• STATED TASK: Can you pull every line from the entries below verbatim, leaving the pictures out?

• Layout coordinate data:
====================

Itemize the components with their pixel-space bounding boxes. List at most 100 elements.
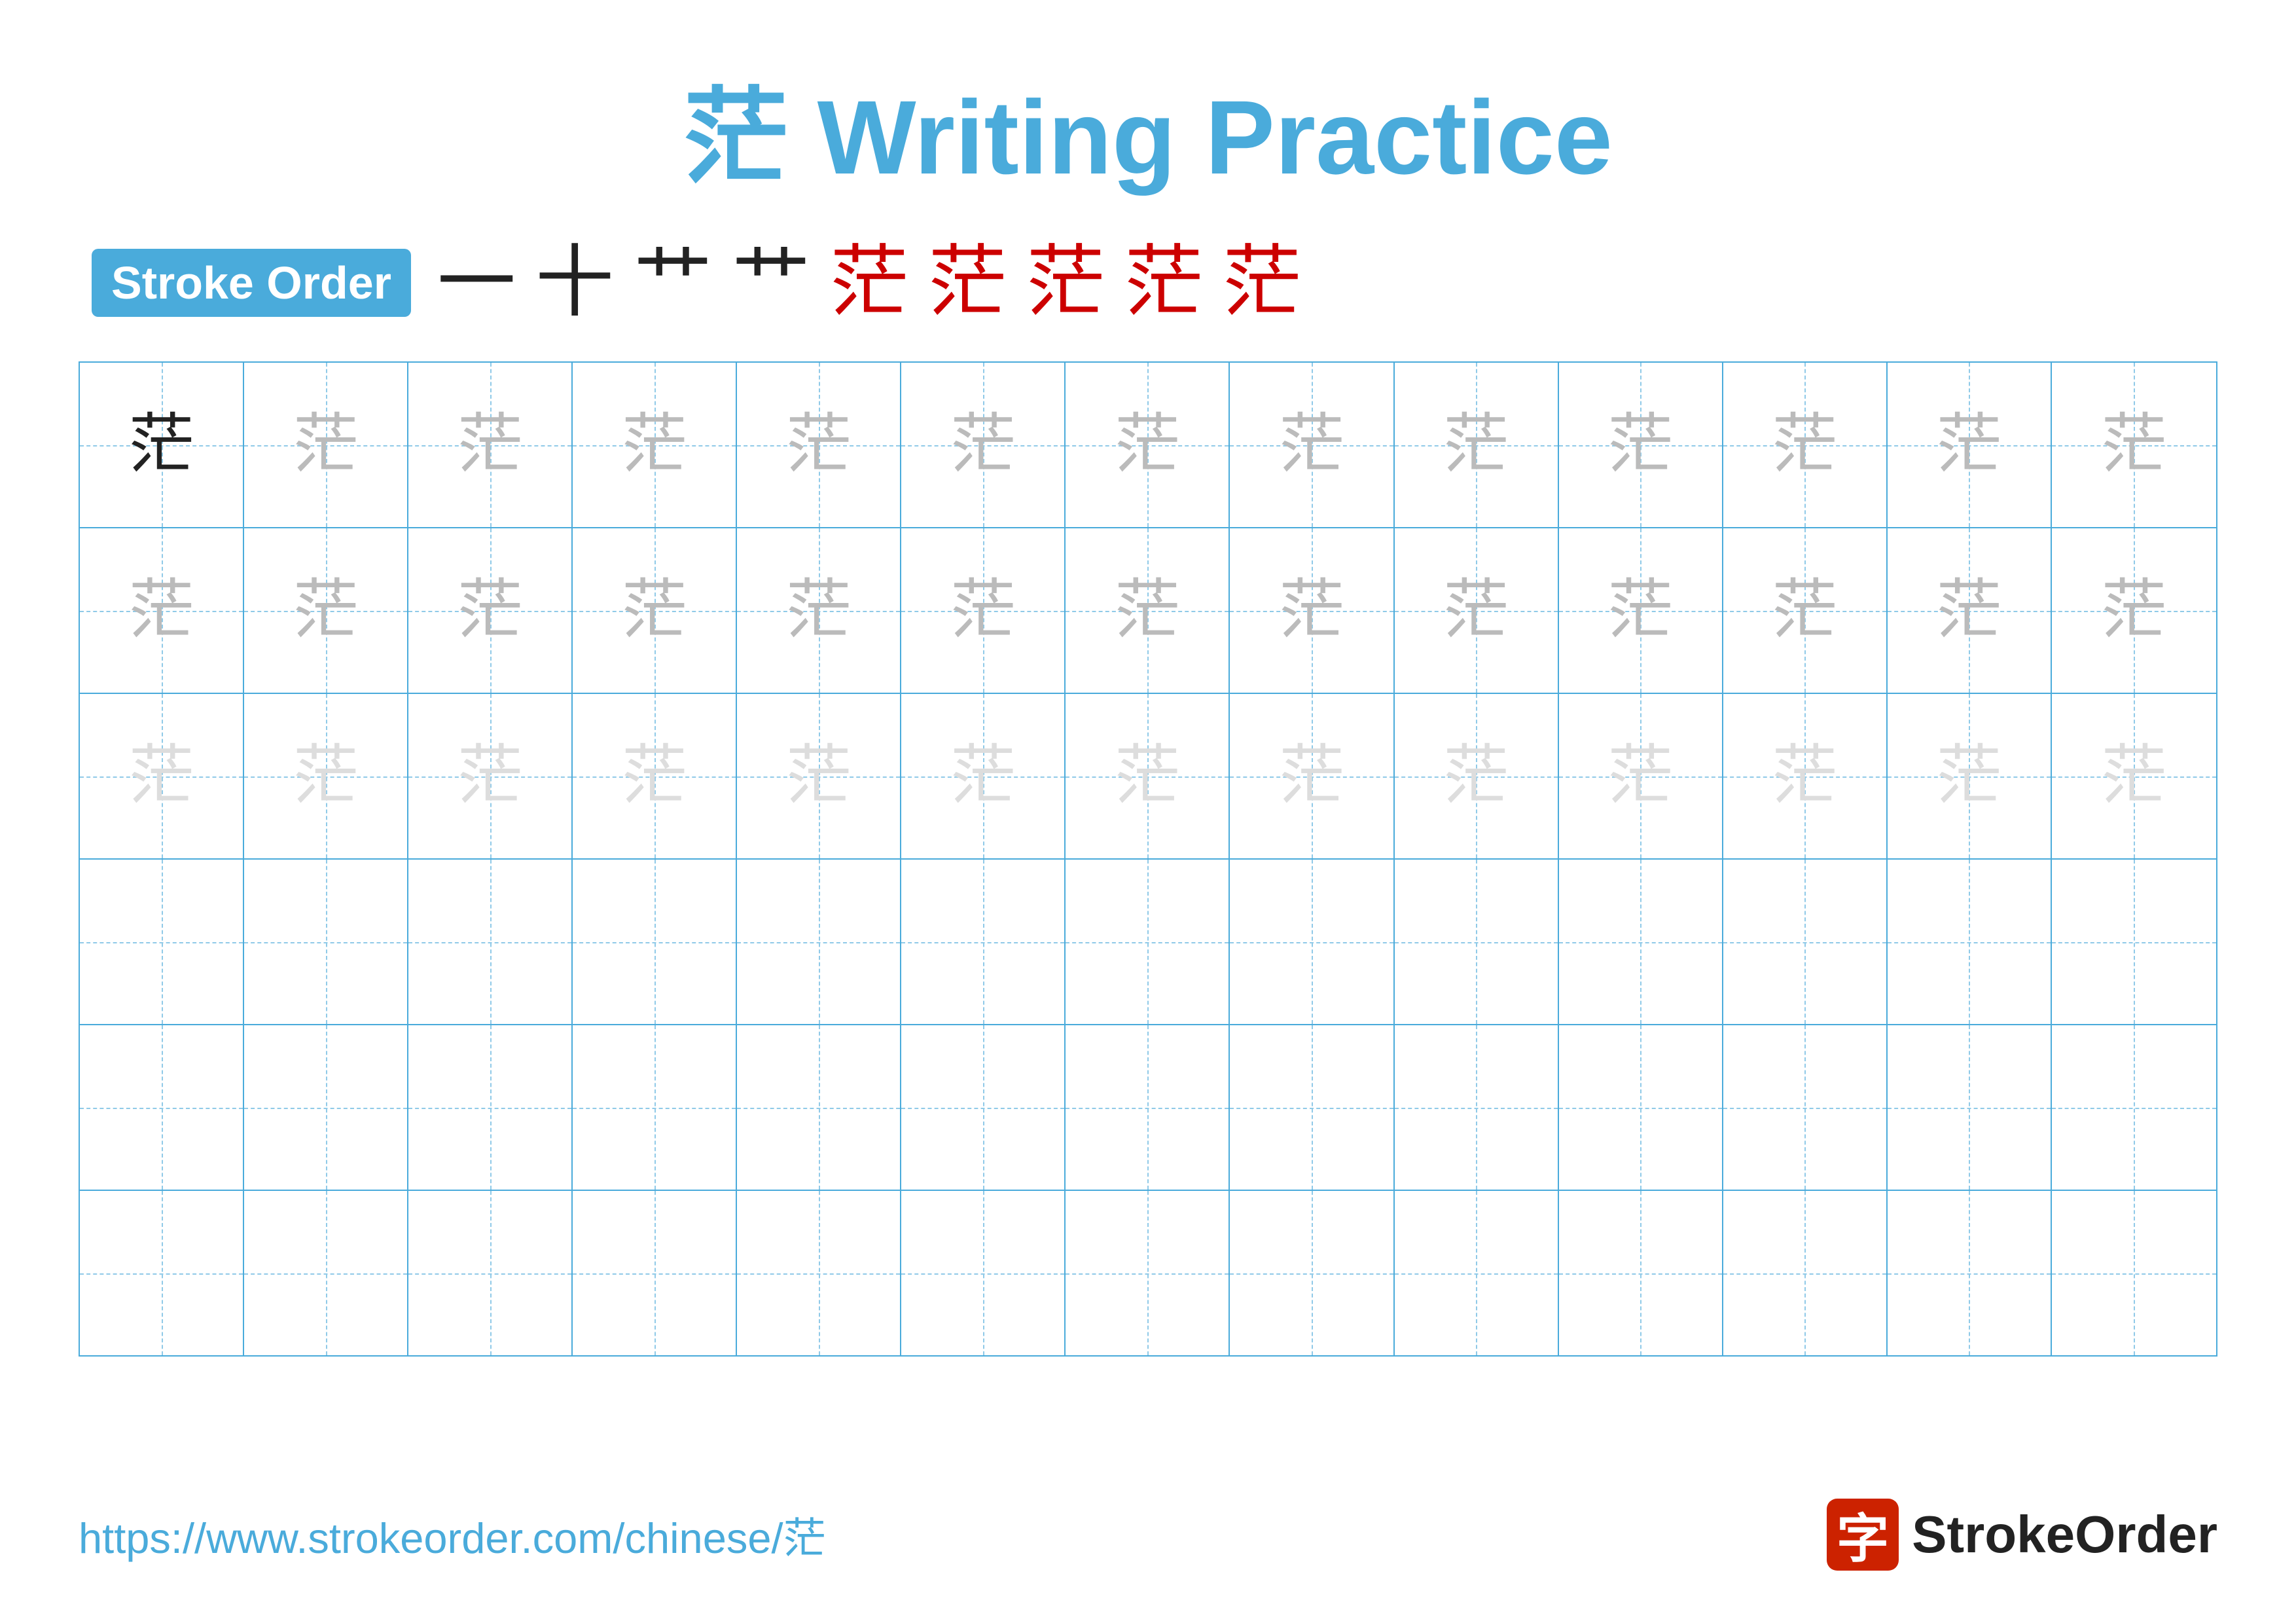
cell-2-2[interactable]: 茫 — [244, 528, 408, 693]
cell-2-10[interactable]: 茫 — [1559, 528, 1723, 693]
cell-1-3[interactable]: 茫 — [408, 363, 573, 527]
cell-1-8[interactable]: 茫 — [1230, 363, 1394, 527]
stroke-9: 茫 — [1223, 244, 1301, 322]
cell-5-1[interactable] — [80, 1025, 244, 1190]
cell-1-10[interactable]: 茫 — [1559, 363, 1723, 527]
cell-4-10[interactable] — [1559, 860, 1723, 1024]
char-display: 茫 — [1607, 412, 1673, 478]
char-display: 茫 — [622, 412, 687, 478]
stroke-1: 一 — [437, 244, 516, 322]
cell-2-8[interactable]: 茫 — [1230, 528, 1394, 693]
cell-3-10[interactable]: 茫 — [1559, 694, 1723, 858]
cell-1-4[interactable]: 茫 — [573, 363, 737, 527]
stroke-7: 茫 — [1026, 244, 1105, 322]
cell-6-10[interactable] — [1559, 1191, 1723, 1355]
cell-1-13[interactable]: 茫 — [2052, 363, 2216, 527]
cell-2-6[interactable]: 茫 — [901, 528, 1066, 693]
cell-3-5[interactable]: 茫 — [737, 694, 901, 858]
cell-3-2[interactable]: 茫 — [244, 694, 408, 858]
cell-5-6[interactable] — [901, 1025, 1066, 1190]
cell-2-11[interactable]: 茫 — [1723, 528, 1888, 693]
cell-6-12[interactable] — [1888, 1191, 2052, 1355]
cell-2-5[interactable]: 茫 — [737, 528, 901, 693]
cell-5-5[interactable] — [737, 1025, 901, 1190]
char-display: 茫 — [1607, 578, 1673, 644]
stroke-5: 茫 — [830, 244, 908, 322]
footer: https://www.strokeorder.com/chinese/茫 字 … — [79, 1499, 2217, 1571]
cell-3-9[interactable]: 茫 — [1395, 694, 1559, 858]
cell-4-5[interactable] — [737, 860, 901, 1024]
cell-4-1[interactable] — [80, 860, 244, 1024]
cell-6-6[interactable] — [901, 1191, 1066, 1355]
cell-2-1[interactable]: 茫 — [80, 528, 244, 693]
cell-5-2[interactable] — [244, 1025, 408, 1190]
cell-1-11[interactable]: 茫 — [1723, 363, 1888, 527]
cell-4-13[interactable] — [2052, 860, 2216, 1024]
cell-5-12[interactable] — [1888, 1025, 2052, 1190]
char-display: 茫 — [457, 412, 523, 478]
title-char: 茫 — [683, 79, 788, 196]
cell-2-3[interactable]: 茫 — [408, 528, 573, 693]
logo-char: 字 — [1837, 1497, 1889, 1573]
char-display: 茫 — [950, 578, 1016, 644]
char-display: 茫 — [1772, 744, 1837, 809]
cell-5-7[interactable] — [1066, 1025, 1230, 1190]
cell-6-9[interactable] — [1395, 1191, 1559, 1355]
cell-4-2[interactable] — [244, 860, 408, 1024]
cell-5-13[interactable] — [2052, 1025, 2216, 1190]
cell-1-5[interactable]: 茫 — [737, 363, 901, 527]
cell-6-3[interactable] — [408, 1191, 573, 1355]
cell-6-4[interactable] — [573, 1191, 737, 1355]
cell-6-5[interactable] — [737, 1191, 901, 1355]
logo-text: StrokeOrder — [1912, 1504, 2217, 1565]
char-display: 茫 — [1772, 578, 1837, 644]
cell-4-9[interactable] — [1395, 860, 1559, 1024]
cell-3-1[interactable]: 茫 — [80, 694, 244, 858]
cell-2-12[interactable]: 茫 — [1888, 528, 2052, 693]
char-display: 茫 — [1443, 412, 1509, 478]
cell-3-4[interactable]: 茫 — [573, 694, 737, 858]
cell-1-1[interactable]: 茫 — [80, 363, 244, 527]
cell-4-3[interactable] — [408, 860, 573, 1024]
cell-6-11[interactable] — [1723, 1191, 1888, 1355]
cell-5-4[interactable] — [573, 1025, 737, 1190]
cell-5-3[interactable] — [408, 1025, 573, 1190]
cell-4-11[interactable] — [1723, 860, 1888, 1024]
grid-row-2: 茫 茫 茫 茫 茫 茫 茫 茫 茫 — [80, 528, 2216, 694]
cell-4-12[interactable] — [1888, 860, 2052, 1024]
cell-5-9[interactable] — [1395, 1025, 1559, 1190]
cell-5-11[interactable] — [1723, 1025, 1888, 1190]
cell-3-8[interactable]: 茫 — [1230, 694, 1394, 858]
cell-1-9[interactable]: 茫 — [1395, 363, 1559, 527]
cell-6-2[interactable] — [244, 1191, 408, 1355]
cell-3-13[interactable]: 茫 — [2052, 694, 2216, 858]
cell-3-12[interactable]: 茫 — [1888, 694, 2052, 858]
cell-6-1[interactable] — [80, 1191, 244, 1355]
cell-5-10[interactable] — [1559, 1025, 1723, 1190]
cell-4-8[interactable] — [1230, 860, 1394, 1024]
char-display: 茫 — [1607, 744, 1673, 809]
cell-1-7[interactable]: 茫 — [1066, 363, 1230, 527]
cell-4-7[interactable] — [1066, 860, 1230, 1024]
cell-1-6[interactable]: 茫 — [901, 363, 1066, 527]
cell-3-6[interactable]: 茫 — [901, 694, 1066, 858]
cell-1-12[interactable]: 茫 — [1888, 363, 2052, 527]
footer-url: https://www.strokeorder.com/chinese/茫 — [79, 1504, 826, 1565]
cell-4-4[interactable] — [573, 860, 737, 1024]
cell-2-4[interactable]: 茫 — [573, 528, 737, 693]
cell-6-7[interactable] — [1066, 1191, 1230, 1355]
stroke-4: 艹 — [732, 244, 810, 322]
cell-2-13[interactable]: 茫 — [2052, 528, 2216, 693]
cell-3-3[interactable]: 茫 — [408, 694, 573, 858]
cell-6-13[interactable] — [2052, 1191, 2216, 1355]
cell-4-6[interactable] — [901, 860, 1066, 1024]
cell-2-7[interactable]: 茫 — [1066, 528, 1230, 693]
cell-1-2[interactable]: 茫 — [244, 363, 408, 527]
cell-3-11[interactable]: 茫 — [1723, 694, 1888, 858]
practice-grid: 茫 茫 茫 茫 茫 茫 茫 茫 茫 — [79, 361, 2217, 1357]
cell-3-7[interactable]: 茫 — [1066, 694, 1230, 858]
char-display: 茫 — [622, 744, 687, 809]
cell-2-9[interactable]: 茫 — [1395, 528, 1559, 693]
cell-5-8[interactable] — [1230, 1025, 1394, 1190]
cell-6-8[interactable] — [1230, 1191, 1394, 1355]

====================

• WRITTEN RESPONSE:
Itemize the components with their pixel-space bounding boxes. List at most 100 elements.
cell-2-2[interactable]: 茫 — [244, 528, 408, 693]
cell-2-10[interactable]: 茫 — [1559, 528, 1723, 693]
cell-1-3[interactable]: 茫 — [408, 363, 573, 527]
cell-1-8[interactable]: 茫 — [1230, 363, 1394, 527]
stroke-9: 茫 — [1223, 244, 1301, 322]
cell-5-1[interactable] — [80, 1025, 244, 1190]
cell-1-10[interactable]: 茫 — [1559, 363, 1723, 527]
cell-4-10[interactable] — [1559, 860, 1723, 1024]
char-display: 茫 — [1607, 412, 1673, 478]
char-display: 茫 — [622, 412, 687, 478]
stroke-1: 一 — [437, 244, 516, 322]
cell-2-8[interactable]: 茫 — [1230, 528, 1394, 693]
cell-3-10[interactable]: 茫 — [1559, 694, 1723, 858]
cell-1-4[interactable]: 茫 — [573, 363, 737, 527]
stroke-7: 茫 — [1026, 244, 1105, 322]
cell-6-10[interactable] — [1559, 1191, 1723, 1355]
cell-1-13[interactable]: 茫 — [2052, 363, 2216, 527]
cell-2-6[interactable]: 茫 — [901, 528, 1066, 693]
cell-3-5[interactable]: 茫 — [737, 694, 901, 858]
cell-3-2[interactable]: 茫 — [244, 694, 408, 858]
cell-5-6[interactable] — [901, 1025, 1066, 1190]
cell-2-11[interactable]: 茫 — [1723, 528, 1888, 693]
cell-6-12[interactable] — [1888, 1191, 2052, 1355]
cell-2-5[interactable]: 茫 — [737, 528, 901, 693]
cell-5-5[interactable] — [737, 1025, 901, 1190]
char-display: 茫 — [1607, 578, 1673, 644]
stroke-5: 茫 — [830, 244, 908, 322]
footer: https://www.strokeorder.com/chinese/茫 字 … — [79, 1499, 2217, 1571]
cell-3-9[interactable]: 茫 — [1395, 694, 1559, 858]
cell-4-5[interactable] — [737, 860, 901, 1024]
cell-4-1[interactable] — [80, 860, 244, 1024]
cell-6-6[interactable] — [901, 1191, 1066, 1355]
cell-2-1[interactable]: 茫 — [80, 528, 244, 693]
cell-5-2[interactable] — [244, 1025, 408, 1190]
cell-1-11[interactable]: 茫 — [1723, 363, 1888, 527]
cell-4-13[interactable] — [2052, 860, 2216, 1024]
cell-5-12[interactable] — [1888, 1025, 2052, 1190]
char-display: 茫 — [457, 412, 523, 478]
title-char: 茫 — [683, 79, 788, 196]
cell-2-3[interactable]: 茫 — [408, 528, 573, 693]
logo-char: 字 — [1837, 1497, 1889, 1573]
char-display: 茫 — [950, 578, 1016, 644]
char-display: 茫 — [1772, 744, 1837, 809]
cell-5-7[interactable] — [1066, 1025, 1230, 1190]
cell-6-9[interactable] — [1395, 1191, 1559, 1355]
cell-4-2[interactable] — [244, 860, 408, 1024]
cell-5-13[interactable] — [2052, 1025, 2216, 1190]
cell-1-5[interactable]: 茫 — [737, 363, 901, 527]
cell-6-3[interactable] — [408, 1191, 573, 1355]
cell-6-4[interactable] — [573, 1191, 737, 1355]
cell-6-5[interactable] — [737, 1191, 901, 1355]
logo-text: StrokeOrder — [1912, 1504, 2217, 1565]
char-display: 茫 — [1772, 578, 1837, 644]
cell-4-9[interactable] — [1395, 860, 1559, 1024]
cell-3-1[interactable]: 茫 — [80, 694, 244, 858]
cell-2-12[interactable]: 茫 — [1888, 528, 2052, 693]
char-display: 茫 — [1443, 412, 1509, 478]
cell-3-4[interactable]: 茫 — [573, 694, 737, 858]
cell-1-1[interactable]: 茫 — [80, 363, 244, 527]
cell-4-3[interactable] — [408, 860, 573, 1024]
cell-6-11[interactable] — [1723, 1191, 1888, 1355]
cell-5-4[interactable] — [573, 1025, 737, 1190]
cell-5-3[interactable] — [408, 1025, 573, 1190]
cell-4-11[interactable] — [1723, 860, 1888, 1024]
grid-row-2: 茫 茫 茫 茫 茫 茫 茫 茫 茫 — [80, 528, 2216, 694]
cell-4-12[interactable] — [1888, 860, 2052, 1024]
cell-5-9[interactable] — [1395, 1025, 1559, 1190]
cell-5-11[interactable] — [1723, 1025, 1888, 1190]
cell-3-8[interactable]: 茫 — [1230, 694, 1394, 858]
cell-1-9[interactable]: 茫 — [1395, 363, 1559, 527]
cell-6-2[interactable] — [244, 1191, 408, 1355]
cell-3-13[interactable]: 茫 — [2052, 694, 2216, 858]
cell-3-12[interactable]: 茫 — [1888, 694, 2052, 858]
cell-6-1[interactable] — [80, 1191, 244, 1355]
cell-5-10[interactable] — [1559, 1025, 1723, 1190]
cell-4-8[interactable] — [1230, 860, 1394, 1024]
char-display: 茫 — [1607, 744, 1673, 809]
cell-1-7[interactable]: 茫 — [1066, 363, 1230, 527]
cell-4-7[interactable] — [1066, 860, 1230, 1024]
cell-1-6[interactable]: 茫 — [901, 363, 1066, 527]
cell-3-6[interactable]: 茫 — [901, 694, 1066, 858]
cell-1-12[interactable]: 茫 — [1888, 363, 2052, 527]
footer-url: https://www.strokeorder.com/chinese/茫 — [79, 1504, 826, 1565]
cell-4-4[interactable] — [573, 860, 737, 1024]
cell-2-4[interactable]: 茫 — [573, 528, 737, 693]
cell-6-7[interactable] — [1066, 1191, 1230, 1355]
stroke-4: 艹 — [732, 244, 810, 322]
cell-2-13[interactable]: 茫 — [2052, 528, 2216, 693]
cell-3-3[interactable]: 茫 — [408, 694, 573, 858]
cell-6-13[interactable] — [2052, 1191, 2216, 1355]
cell-4-6[interactable] — [901, 860, 1066, 1024]
cell-2-7[interactable]: 茫 — [1066, 528, 1230, 693]
cell-1-2[interactable]: 茫 — [244, 363, 408, 527]
cell-3-11[interactable]: 茫 — [1723, 694, 1888, 858]
practice-grid: 茫 茫 茫 茫 茫 茫 茫 茫 茫 — [79, 361, 2217, 1357]
cell-3-7[interactable]: 茫 — [1066, 694, 1230, 858]
char-display: 茫 — [622, 744, 687, 809]
cell-2-9[interactable]: 茫 — [1395, 528, 1559, 693]
cell-5-8[interactable] — [1230, 1025, 1394, 1190]
cell-6-8[interactable] — [1230, 1191, 1394, 1355]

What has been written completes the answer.